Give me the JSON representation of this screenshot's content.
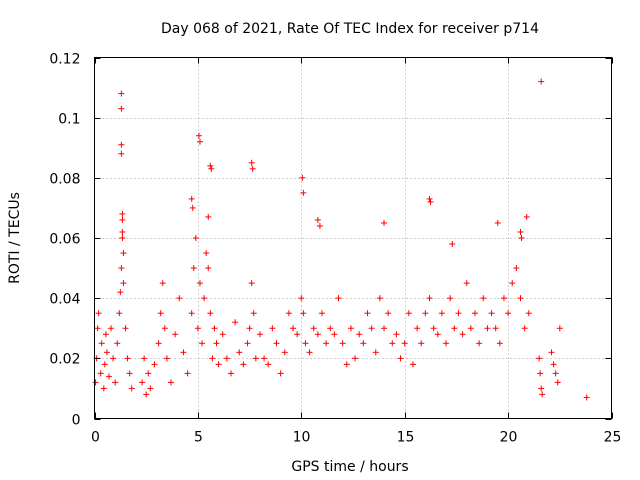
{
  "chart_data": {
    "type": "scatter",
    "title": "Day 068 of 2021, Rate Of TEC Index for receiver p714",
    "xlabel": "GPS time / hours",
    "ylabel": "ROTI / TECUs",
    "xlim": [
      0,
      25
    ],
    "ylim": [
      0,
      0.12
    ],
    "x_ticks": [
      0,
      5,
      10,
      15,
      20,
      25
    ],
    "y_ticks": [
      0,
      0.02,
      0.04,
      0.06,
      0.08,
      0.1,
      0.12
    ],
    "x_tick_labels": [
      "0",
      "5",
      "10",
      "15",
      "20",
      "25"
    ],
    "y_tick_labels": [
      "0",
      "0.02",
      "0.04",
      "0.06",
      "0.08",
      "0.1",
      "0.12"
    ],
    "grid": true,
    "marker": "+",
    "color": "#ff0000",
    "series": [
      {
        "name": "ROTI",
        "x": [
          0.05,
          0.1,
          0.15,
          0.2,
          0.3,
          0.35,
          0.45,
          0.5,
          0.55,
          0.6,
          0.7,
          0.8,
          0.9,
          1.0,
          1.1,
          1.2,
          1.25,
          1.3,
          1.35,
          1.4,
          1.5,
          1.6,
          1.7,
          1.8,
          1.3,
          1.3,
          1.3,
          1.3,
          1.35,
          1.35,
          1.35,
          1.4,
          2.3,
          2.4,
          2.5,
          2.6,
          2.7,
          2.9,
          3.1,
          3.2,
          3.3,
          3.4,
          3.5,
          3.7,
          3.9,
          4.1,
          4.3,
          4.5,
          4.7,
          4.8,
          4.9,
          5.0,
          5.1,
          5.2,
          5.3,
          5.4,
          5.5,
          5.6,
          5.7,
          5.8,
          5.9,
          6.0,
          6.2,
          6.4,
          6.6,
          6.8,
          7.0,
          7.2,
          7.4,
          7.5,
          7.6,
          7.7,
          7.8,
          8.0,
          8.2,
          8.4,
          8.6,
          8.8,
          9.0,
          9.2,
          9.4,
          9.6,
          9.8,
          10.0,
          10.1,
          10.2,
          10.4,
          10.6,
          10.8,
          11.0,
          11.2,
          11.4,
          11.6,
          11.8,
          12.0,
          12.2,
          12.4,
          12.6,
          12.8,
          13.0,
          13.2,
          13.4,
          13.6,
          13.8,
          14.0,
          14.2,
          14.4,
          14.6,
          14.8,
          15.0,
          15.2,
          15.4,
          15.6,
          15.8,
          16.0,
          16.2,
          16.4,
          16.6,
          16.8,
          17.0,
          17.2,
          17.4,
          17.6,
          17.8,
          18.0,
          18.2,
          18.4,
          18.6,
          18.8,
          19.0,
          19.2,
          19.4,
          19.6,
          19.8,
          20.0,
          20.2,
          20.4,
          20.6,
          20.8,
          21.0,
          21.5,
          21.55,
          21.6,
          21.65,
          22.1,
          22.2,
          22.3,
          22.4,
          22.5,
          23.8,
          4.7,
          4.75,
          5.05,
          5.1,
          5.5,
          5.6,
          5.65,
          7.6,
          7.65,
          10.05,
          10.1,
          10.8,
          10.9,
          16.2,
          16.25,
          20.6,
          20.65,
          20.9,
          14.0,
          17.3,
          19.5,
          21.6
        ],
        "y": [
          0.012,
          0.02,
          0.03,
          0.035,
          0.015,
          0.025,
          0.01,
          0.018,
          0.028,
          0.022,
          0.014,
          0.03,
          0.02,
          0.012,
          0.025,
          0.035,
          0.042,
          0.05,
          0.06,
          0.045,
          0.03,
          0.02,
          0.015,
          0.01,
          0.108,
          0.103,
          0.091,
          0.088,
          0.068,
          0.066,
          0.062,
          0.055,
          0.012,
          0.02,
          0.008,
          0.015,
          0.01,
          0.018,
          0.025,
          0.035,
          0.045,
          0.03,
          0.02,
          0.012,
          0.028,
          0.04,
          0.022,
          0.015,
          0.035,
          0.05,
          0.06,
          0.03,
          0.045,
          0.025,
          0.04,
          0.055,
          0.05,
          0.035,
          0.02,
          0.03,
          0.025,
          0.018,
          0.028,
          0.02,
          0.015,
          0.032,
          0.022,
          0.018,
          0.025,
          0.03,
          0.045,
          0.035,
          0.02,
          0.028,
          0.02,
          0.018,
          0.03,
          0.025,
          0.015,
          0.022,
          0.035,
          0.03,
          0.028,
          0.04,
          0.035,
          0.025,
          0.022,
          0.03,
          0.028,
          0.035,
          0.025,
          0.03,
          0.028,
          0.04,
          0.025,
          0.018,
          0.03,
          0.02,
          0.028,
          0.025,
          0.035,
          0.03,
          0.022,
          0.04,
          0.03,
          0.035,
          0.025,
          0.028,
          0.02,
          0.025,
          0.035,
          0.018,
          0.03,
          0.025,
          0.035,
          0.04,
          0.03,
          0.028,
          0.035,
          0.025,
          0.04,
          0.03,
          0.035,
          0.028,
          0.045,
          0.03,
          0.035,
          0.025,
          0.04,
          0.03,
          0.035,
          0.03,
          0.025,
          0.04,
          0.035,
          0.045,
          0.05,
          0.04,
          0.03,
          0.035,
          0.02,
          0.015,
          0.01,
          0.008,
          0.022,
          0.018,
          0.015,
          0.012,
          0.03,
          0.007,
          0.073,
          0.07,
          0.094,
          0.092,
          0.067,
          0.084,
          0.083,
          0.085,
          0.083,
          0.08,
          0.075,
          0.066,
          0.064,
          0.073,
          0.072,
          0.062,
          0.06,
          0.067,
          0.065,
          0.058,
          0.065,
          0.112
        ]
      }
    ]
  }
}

————————

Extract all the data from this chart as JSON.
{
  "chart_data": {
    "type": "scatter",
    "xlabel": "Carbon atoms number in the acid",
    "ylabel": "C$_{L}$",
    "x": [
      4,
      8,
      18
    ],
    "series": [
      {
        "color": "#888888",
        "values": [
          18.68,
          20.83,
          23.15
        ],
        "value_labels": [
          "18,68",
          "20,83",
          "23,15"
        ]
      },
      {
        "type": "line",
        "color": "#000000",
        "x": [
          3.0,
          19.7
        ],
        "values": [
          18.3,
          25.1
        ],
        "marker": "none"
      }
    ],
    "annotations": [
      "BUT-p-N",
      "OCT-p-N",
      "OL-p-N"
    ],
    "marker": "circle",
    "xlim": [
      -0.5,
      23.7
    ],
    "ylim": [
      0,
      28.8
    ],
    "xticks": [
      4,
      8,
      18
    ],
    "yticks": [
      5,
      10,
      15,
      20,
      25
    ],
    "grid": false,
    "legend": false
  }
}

————————

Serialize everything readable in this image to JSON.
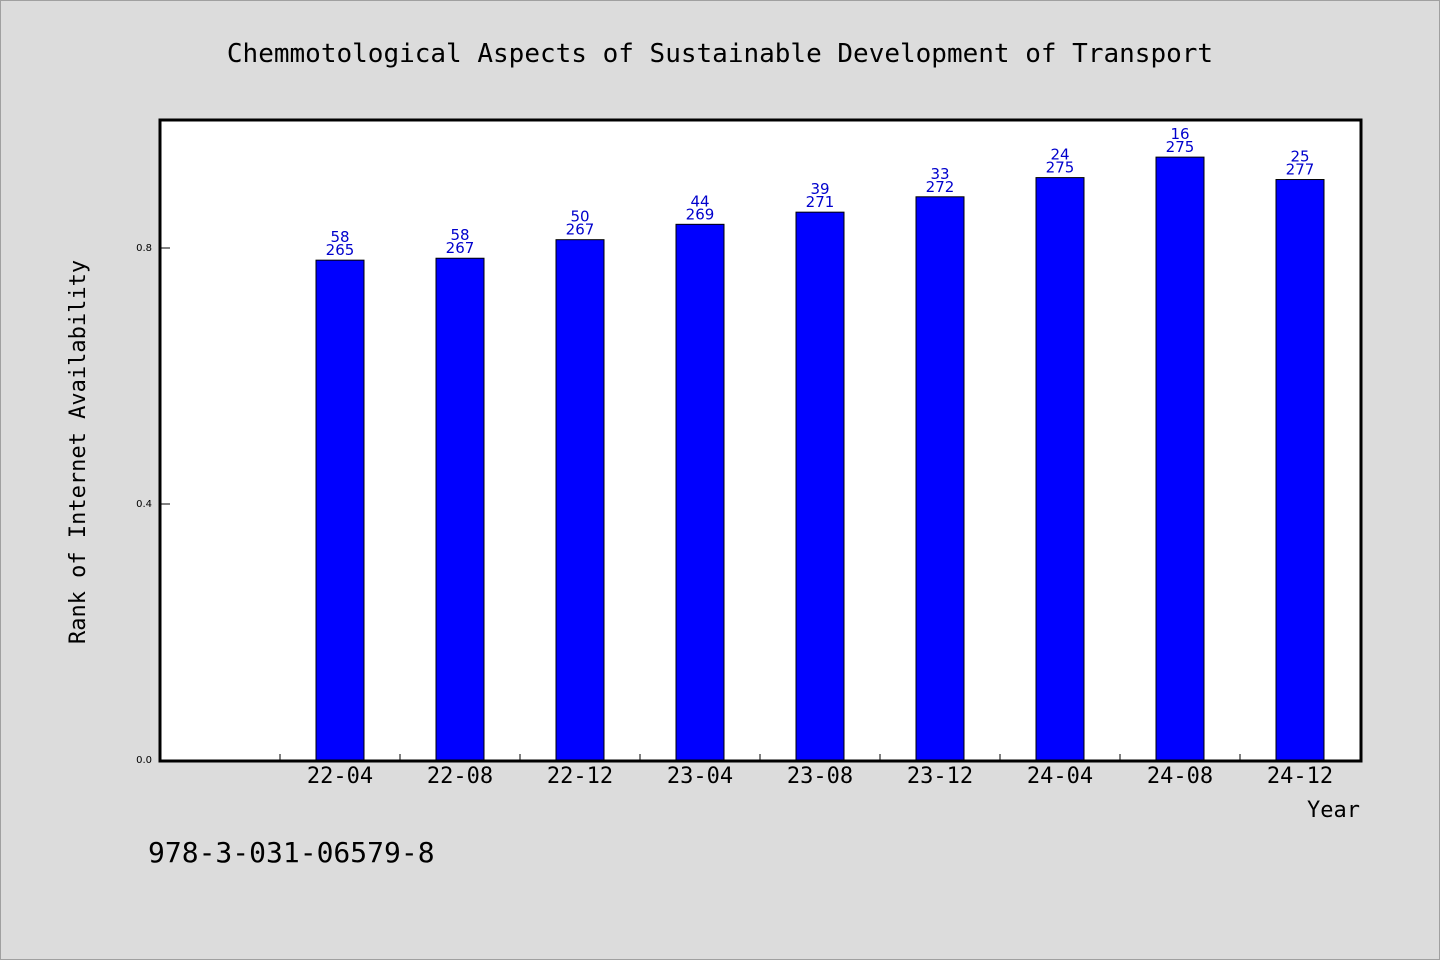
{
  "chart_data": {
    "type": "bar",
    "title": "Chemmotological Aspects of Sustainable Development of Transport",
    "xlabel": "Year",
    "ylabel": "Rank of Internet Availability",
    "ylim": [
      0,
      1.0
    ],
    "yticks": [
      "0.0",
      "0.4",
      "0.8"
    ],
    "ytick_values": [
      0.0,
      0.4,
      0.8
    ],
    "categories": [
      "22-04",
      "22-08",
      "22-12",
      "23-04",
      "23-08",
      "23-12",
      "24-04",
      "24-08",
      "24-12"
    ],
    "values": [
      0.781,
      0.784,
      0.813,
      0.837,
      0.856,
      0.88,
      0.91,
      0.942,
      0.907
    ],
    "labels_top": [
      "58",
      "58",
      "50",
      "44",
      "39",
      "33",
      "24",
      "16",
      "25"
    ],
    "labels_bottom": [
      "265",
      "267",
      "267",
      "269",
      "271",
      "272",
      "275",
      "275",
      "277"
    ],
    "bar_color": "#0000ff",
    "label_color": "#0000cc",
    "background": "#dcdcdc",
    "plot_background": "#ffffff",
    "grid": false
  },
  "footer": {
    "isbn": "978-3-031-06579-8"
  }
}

————————

__Exercise aim__: Only a number is wanted: how many lines contain the word "xlabel"?

__Exercise result__: 3